» **To do**
Report every line in the listing that contains the string "pública".
-- Start of Supplied material --
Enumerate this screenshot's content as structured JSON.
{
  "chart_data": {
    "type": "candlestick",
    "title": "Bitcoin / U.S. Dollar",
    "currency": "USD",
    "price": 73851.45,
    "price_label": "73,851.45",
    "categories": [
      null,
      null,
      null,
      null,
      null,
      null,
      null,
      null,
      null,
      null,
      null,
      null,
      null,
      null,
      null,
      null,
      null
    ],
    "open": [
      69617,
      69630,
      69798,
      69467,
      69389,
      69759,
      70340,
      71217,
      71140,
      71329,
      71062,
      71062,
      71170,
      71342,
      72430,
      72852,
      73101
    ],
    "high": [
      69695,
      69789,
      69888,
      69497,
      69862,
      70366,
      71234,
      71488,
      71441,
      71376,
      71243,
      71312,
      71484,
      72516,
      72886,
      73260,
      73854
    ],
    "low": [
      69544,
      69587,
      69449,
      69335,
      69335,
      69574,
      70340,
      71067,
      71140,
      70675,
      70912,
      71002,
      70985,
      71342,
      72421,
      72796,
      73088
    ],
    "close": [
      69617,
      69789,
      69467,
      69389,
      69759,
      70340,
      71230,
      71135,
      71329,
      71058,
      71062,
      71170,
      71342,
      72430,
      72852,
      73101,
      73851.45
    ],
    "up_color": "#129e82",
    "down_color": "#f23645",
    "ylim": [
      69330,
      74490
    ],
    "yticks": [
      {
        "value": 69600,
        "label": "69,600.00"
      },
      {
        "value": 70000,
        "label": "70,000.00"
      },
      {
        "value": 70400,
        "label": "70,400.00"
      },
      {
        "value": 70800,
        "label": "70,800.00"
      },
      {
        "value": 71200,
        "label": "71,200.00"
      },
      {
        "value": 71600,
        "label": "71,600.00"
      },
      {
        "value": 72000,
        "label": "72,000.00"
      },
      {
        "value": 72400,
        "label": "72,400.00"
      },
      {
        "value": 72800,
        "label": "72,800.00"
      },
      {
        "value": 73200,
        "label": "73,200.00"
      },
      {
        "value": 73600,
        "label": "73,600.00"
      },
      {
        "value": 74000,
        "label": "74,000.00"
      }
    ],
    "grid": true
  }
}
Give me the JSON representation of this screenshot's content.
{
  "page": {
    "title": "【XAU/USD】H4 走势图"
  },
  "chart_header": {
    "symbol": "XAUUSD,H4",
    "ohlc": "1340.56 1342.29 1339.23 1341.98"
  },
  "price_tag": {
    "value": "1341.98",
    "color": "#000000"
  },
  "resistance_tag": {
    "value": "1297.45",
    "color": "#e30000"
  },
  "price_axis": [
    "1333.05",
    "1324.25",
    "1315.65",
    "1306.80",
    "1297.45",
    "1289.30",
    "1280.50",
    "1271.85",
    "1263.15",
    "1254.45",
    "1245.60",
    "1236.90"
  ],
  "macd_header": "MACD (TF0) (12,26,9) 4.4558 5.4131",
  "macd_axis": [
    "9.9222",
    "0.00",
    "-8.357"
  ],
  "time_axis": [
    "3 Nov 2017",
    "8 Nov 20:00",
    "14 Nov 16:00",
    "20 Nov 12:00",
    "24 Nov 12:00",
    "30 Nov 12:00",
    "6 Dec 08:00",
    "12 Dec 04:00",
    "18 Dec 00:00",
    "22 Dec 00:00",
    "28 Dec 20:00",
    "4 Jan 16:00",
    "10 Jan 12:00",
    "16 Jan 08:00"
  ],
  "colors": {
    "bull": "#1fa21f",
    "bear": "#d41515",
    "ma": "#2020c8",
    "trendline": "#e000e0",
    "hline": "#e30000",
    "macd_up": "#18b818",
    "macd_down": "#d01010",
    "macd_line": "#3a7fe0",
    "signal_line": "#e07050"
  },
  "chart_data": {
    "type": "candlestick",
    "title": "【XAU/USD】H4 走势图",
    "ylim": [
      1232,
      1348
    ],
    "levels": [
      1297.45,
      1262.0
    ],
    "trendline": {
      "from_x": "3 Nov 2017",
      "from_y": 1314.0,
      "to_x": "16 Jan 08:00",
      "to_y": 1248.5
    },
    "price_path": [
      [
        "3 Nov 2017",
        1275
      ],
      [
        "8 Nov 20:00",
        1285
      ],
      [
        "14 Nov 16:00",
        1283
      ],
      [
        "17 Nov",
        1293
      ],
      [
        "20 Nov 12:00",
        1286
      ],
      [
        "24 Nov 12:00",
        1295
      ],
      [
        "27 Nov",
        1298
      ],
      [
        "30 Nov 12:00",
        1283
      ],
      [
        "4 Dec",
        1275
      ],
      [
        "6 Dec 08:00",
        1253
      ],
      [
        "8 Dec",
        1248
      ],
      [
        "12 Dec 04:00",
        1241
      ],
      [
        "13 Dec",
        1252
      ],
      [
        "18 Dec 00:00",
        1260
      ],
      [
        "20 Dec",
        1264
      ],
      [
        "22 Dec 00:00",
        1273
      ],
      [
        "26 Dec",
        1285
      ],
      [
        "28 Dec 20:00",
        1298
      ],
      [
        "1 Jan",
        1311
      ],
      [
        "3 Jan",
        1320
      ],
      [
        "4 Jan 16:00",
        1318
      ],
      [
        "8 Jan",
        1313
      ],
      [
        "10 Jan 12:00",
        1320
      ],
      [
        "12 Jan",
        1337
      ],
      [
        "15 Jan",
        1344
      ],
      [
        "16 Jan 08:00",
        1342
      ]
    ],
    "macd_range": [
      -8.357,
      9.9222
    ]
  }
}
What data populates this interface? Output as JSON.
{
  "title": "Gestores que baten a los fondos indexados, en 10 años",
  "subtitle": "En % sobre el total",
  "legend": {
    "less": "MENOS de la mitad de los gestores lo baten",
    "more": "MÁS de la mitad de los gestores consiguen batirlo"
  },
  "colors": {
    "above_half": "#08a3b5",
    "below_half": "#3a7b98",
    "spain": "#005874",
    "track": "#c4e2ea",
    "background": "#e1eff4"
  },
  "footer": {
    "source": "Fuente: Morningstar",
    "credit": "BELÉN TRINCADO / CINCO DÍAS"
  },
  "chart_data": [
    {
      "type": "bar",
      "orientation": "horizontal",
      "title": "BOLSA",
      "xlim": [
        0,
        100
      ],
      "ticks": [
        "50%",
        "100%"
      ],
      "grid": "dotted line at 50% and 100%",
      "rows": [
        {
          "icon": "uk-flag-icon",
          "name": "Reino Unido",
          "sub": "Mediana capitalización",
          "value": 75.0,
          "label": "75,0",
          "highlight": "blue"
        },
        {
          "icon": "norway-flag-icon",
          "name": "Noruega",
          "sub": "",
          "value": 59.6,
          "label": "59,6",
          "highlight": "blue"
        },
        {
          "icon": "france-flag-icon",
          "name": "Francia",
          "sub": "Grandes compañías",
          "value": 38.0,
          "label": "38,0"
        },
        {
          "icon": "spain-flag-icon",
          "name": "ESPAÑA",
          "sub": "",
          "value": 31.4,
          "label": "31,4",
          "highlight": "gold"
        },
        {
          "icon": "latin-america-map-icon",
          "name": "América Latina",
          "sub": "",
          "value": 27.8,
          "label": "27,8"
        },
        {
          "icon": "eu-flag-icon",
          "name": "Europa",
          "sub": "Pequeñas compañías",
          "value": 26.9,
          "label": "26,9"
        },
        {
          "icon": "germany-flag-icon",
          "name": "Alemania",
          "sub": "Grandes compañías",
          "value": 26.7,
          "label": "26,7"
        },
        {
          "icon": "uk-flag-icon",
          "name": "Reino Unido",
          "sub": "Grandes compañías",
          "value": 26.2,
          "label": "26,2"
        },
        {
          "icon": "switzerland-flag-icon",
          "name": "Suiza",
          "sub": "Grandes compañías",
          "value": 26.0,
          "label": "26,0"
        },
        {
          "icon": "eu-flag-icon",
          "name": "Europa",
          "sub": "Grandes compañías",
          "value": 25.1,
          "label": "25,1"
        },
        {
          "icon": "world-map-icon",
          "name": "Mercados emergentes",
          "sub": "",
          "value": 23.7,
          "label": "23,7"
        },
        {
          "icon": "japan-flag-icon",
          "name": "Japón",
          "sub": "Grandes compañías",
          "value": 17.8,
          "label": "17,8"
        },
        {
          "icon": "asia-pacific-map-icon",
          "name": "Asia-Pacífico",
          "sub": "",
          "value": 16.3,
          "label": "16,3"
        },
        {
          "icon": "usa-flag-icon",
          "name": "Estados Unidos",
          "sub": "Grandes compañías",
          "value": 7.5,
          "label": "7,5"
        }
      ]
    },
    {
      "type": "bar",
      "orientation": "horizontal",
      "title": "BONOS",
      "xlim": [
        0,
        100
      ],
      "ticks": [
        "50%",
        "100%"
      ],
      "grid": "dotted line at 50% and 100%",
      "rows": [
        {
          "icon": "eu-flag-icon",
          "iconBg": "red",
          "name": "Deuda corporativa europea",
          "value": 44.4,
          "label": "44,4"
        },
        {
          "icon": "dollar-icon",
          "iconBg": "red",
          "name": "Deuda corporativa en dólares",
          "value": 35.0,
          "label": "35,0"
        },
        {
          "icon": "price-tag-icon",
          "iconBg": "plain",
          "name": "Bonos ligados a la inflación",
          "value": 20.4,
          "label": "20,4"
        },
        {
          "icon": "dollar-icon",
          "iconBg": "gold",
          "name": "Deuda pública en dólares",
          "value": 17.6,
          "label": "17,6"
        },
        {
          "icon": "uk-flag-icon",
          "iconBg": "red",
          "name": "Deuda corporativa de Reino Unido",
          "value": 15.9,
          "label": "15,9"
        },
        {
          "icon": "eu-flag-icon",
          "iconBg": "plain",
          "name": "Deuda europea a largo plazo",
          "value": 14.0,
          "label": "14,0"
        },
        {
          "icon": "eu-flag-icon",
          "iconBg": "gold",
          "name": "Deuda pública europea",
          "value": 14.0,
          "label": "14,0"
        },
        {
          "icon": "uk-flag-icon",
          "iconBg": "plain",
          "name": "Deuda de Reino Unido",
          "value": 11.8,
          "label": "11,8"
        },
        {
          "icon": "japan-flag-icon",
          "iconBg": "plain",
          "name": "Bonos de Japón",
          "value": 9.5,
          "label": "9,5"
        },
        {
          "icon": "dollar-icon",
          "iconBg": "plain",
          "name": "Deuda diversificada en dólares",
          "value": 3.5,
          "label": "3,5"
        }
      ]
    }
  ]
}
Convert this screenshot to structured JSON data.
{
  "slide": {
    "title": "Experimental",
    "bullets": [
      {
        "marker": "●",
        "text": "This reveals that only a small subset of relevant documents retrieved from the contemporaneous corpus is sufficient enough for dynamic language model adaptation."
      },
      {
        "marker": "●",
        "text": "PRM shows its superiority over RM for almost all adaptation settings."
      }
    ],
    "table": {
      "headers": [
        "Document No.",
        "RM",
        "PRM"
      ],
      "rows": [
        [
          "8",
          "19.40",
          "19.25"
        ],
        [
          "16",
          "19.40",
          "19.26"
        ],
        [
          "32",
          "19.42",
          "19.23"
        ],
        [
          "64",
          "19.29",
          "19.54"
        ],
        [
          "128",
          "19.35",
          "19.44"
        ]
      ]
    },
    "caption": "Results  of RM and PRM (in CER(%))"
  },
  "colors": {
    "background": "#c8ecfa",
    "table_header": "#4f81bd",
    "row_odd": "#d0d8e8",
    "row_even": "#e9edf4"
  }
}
-- End of Supplied material --
» **Solution below**
          "name": "Deuda pública en dólares",
          "name": "Deuda pública europea",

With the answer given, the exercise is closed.